[EXERCISE REQUIREMENTS] Find each line with "name" and copy it.

[DATASET ROWS]
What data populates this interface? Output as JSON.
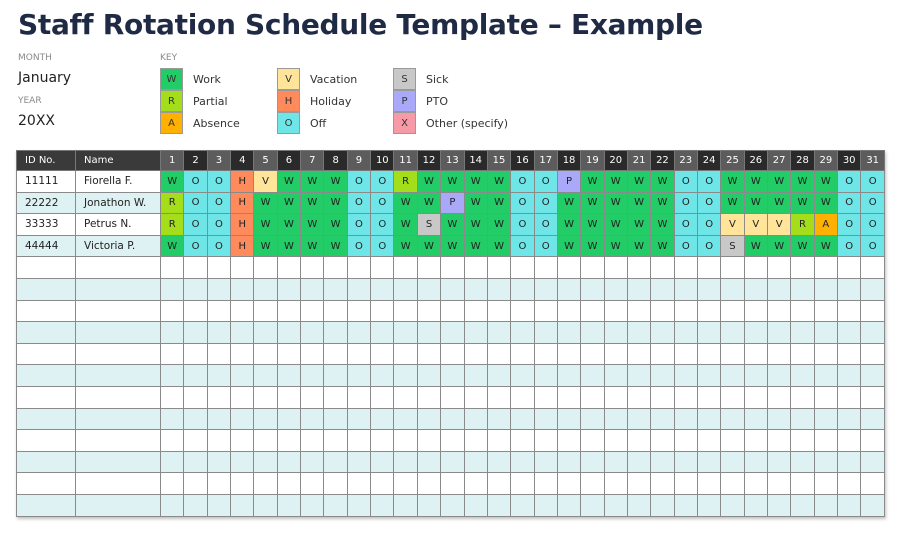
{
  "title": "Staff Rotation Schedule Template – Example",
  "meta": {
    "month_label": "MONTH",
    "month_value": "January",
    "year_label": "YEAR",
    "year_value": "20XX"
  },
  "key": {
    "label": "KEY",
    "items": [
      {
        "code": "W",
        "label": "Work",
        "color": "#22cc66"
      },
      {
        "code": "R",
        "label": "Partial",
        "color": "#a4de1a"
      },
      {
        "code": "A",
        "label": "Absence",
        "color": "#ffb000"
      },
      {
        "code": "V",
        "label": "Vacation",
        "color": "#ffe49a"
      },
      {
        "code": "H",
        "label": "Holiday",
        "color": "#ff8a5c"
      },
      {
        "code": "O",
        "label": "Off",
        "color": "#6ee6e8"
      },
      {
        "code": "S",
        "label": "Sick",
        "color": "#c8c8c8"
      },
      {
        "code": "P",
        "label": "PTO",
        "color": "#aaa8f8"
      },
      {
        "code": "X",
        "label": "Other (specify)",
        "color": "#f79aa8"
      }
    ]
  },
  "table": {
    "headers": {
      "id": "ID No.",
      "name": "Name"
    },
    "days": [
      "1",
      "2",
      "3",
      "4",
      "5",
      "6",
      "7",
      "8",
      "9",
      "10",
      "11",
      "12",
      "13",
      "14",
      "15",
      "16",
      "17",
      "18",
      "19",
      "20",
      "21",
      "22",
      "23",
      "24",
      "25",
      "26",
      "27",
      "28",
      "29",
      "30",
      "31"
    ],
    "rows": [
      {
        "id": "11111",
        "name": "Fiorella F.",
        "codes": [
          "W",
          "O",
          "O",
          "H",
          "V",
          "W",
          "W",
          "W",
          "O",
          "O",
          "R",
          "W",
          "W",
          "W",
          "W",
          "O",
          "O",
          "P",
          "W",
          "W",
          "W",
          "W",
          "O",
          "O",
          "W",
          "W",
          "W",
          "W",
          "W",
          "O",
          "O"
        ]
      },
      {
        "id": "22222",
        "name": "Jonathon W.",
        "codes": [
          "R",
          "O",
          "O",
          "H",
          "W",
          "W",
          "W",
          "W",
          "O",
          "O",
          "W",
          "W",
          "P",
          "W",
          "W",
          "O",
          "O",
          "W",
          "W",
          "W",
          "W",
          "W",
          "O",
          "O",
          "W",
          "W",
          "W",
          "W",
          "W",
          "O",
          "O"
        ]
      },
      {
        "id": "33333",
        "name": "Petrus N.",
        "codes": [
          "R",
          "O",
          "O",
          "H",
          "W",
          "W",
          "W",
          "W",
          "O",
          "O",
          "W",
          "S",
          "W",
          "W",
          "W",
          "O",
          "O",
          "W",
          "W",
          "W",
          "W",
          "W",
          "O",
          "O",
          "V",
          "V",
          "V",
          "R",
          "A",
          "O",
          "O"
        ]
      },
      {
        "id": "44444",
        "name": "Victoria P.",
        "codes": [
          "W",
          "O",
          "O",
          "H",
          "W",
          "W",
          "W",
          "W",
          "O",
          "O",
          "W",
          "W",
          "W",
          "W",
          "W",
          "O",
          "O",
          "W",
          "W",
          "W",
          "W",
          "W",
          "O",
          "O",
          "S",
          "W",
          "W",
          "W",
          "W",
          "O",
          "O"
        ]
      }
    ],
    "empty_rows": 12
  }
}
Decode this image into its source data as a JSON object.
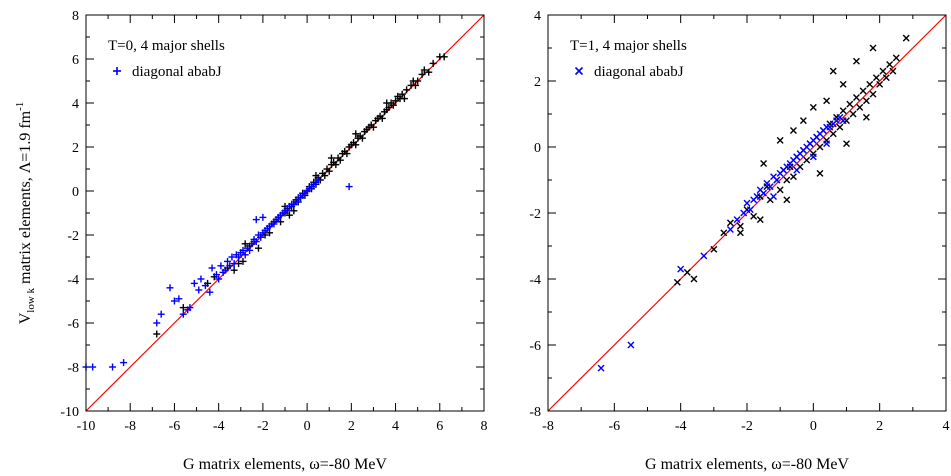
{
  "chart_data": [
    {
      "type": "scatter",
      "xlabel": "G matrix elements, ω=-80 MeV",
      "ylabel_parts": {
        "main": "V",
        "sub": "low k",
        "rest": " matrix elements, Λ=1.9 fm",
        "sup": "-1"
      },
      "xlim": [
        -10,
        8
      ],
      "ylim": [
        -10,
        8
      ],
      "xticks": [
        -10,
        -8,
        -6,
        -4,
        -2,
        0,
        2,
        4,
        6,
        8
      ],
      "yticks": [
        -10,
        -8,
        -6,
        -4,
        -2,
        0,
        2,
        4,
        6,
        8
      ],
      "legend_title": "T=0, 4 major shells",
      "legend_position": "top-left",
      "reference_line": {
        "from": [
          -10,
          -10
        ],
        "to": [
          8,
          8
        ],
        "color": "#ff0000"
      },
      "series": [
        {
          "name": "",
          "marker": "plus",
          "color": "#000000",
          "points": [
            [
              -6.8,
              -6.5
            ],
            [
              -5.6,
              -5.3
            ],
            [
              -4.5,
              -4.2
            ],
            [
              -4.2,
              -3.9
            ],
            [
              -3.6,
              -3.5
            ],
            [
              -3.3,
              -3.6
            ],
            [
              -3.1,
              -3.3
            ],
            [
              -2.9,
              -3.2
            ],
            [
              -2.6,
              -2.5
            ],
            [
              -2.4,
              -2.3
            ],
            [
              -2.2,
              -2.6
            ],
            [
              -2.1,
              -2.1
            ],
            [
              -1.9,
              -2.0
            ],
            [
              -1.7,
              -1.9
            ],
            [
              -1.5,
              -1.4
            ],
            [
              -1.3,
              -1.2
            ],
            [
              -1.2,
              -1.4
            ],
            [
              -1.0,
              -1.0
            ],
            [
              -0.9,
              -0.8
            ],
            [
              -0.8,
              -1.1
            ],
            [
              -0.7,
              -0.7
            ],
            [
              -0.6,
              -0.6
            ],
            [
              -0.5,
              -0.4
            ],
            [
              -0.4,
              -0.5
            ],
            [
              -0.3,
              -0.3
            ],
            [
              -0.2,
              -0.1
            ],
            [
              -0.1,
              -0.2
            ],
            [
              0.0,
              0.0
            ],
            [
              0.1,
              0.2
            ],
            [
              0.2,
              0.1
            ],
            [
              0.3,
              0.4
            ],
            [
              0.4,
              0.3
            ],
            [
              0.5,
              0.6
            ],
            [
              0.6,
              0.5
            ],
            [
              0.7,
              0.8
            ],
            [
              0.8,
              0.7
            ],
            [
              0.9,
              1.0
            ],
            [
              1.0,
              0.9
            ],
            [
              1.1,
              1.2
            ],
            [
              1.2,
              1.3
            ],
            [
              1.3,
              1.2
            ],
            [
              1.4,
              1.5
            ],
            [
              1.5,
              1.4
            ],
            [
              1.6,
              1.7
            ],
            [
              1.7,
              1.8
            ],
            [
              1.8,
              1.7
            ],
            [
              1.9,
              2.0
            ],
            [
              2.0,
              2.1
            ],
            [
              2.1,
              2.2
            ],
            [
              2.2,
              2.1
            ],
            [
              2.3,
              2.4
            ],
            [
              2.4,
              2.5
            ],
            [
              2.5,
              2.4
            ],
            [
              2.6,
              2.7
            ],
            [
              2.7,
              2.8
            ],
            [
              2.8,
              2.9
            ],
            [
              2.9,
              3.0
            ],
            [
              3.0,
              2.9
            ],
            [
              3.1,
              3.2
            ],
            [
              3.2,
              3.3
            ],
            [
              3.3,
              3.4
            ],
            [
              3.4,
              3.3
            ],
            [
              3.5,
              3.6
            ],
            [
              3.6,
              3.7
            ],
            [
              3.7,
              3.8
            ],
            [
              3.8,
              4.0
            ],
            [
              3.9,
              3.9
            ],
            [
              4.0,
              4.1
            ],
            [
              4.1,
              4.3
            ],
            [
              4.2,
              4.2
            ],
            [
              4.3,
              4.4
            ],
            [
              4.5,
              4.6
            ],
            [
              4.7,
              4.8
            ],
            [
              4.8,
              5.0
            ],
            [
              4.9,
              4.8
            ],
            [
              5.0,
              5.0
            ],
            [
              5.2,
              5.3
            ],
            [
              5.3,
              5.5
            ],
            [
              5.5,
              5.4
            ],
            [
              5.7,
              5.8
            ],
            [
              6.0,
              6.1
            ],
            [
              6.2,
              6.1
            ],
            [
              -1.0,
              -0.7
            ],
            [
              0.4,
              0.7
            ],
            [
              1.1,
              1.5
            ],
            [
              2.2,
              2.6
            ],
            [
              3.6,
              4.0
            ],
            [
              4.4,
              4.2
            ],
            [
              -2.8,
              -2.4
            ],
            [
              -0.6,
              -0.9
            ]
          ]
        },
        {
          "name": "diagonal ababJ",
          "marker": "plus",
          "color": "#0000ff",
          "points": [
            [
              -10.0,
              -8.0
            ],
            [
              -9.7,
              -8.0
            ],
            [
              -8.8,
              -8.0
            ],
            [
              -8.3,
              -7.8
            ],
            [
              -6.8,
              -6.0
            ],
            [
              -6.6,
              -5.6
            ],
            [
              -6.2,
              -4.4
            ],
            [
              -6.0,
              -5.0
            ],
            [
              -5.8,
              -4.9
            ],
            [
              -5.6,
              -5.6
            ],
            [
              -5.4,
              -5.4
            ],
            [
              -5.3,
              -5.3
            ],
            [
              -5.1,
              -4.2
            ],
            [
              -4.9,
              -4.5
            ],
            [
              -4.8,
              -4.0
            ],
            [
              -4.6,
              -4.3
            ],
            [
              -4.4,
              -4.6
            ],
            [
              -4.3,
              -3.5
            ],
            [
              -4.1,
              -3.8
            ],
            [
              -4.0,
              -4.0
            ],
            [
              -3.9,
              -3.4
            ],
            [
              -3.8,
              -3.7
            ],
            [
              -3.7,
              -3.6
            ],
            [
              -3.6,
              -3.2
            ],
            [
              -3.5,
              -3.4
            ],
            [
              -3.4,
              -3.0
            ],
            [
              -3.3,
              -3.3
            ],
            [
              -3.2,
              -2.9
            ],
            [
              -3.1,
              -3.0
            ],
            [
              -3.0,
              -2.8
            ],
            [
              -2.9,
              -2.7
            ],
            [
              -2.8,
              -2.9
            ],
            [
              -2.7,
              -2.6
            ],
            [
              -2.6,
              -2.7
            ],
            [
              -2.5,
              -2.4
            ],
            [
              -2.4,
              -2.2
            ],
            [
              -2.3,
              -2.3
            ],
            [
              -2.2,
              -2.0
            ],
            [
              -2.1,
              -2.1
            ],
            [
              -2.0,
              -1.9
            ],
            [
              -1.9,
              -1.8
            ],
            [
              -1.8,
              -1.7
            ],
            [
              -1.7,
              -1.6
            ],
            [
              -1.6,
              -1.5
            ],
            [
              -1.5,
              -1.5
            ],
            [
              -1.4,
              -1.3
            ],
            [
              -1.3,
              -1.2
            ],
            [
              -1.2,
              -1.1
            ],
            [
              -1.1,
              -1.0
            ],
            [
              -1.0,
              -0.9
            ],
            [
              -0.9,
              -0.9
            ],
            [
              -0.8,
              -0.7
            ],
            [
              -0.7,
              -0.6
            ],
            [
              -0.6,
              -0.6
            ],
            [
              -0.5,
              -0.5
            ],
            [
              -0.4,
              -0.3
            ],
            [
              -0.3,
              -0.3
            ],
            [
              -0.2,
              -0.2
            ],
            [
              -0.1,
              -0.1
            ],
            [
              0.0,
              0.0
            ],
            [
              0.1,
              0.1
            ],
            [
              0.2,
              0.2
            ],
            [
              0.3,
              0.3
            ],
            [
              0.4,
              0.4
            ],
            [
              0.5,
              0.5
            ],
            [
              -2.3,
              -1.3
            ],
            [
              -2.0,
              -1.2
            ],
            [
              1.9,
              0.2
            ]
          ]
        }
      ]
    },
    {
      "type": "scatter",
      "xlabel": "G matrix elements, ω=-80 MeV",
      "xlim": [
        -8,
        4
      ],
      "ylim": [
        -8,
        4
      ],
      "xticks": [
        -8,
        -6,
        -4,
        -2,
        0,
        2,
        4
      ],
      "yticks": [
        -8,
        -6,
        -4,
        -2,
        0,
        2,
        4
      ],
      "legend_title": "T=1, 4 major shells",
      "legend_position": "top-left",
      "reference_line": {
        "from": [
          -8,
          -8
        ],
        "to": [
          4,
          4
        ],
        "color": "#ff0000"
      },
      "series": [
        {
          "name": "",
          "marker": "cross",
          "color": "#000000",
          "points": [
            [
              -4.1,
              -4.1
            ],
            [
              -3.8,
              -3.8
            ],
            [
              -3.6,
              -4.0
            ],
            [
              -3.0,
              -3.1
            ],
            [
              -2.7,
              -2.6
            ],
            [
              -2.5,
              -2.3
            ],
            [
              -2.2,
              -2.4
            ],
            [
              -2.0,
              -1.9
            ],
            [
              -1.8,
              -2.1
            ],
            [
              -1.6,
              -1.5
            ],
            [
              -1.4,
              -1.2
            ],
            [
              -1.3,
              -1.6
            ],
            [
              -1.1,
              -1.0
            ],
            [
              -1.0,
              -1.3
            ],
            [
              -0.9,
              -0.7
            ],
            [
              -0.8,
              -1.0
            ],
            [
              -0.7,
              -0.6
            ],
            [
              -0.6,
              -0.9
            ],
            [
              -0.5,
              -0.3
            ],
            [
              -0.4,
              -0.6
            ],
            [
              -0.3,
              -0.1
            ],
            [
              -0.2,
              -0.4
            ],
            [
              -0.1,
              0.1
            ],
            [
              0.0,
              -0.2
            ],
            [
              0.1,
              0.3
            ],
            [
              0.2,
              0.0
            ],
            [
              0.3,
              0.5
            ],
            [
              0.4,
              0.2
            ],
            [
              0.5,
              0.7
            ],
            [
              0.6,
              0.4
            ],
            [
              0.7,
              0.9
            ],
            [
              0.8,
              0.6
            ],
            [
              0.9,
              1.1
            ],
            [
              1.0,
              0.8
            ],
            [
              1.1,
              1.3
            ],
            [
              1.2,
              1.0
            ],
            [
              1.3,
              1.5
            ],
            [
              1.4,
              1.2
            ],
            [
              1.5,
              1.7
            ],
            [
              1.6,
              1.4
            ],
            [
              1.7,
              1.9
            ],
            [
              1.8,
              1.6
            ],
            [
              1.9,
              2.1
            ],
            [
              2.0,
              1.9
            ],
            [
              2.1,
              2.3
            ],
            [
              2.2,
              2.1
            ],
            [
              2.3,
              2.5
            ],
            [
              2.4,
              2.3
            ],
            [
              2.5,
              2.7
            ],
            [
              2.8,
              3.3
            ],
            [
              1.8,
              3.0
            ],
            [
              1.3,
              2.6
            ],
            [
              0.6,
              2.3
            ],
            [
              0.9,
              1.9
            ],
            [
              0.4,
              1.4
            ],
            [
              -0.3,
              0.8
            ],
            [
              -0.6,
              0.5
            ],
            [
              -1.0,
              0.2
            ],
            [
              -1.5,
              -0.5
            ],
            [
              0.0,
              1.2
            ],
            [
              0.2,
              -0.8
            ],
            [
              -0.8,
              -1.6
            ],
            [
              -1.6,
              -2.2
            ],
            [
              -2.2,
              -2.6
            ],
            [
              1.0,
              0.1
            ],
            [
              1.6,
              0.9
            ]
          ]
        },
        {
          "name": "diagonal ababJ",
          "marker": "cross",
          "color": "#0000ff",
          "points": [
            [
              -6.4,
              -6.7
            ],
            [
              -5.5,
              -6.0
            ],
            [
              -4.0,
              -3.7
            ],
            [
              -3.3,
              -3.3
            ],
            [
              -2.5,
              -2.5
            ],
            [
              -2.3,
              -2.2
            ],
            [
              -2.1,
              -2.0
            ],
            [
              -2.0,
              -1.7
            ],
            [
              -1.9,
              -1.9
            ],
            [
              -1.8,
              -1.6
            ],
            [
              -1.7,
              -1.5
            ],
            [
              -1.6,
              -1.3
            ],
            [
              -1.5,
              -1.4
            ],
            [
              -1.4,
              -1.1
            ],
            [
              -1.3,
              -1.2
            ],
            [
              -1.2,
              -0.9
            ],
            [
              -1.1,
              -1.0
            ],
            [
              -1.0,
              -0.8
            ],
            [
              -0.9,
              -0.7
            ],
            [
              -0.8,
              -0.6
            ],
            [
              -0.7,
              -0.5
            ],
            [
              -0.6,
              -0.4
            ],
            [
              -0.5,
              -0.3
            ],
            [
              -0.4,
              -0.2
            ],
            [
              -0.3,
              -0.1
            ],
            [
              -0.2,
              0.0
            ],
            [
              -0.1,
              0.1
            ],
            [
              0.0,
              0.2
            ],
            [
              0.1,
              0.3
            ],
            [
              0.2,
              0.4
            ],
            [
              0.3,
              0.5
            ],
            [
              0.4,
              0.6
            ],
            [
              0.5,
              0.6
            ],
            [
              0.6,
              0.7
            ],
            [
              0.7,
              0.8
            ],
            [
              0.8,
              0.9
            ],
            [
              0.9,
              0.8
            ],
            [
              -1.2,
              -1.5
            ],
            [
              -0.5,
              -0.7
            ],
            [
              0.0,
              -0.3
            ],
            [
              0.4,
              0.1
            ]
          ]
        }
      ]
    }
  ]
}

[SOLUTION TO THIS TASK]
      "name": "Name"
        "name": "Fiorella F.",
        "name": "Jonathon W.",
        "name": "Petrus N.",
        "name": "Victoria P.",
          "name": "",
          "name": "diagonal ababJ",
          "name": "",
          "name": "diagonal ababJ",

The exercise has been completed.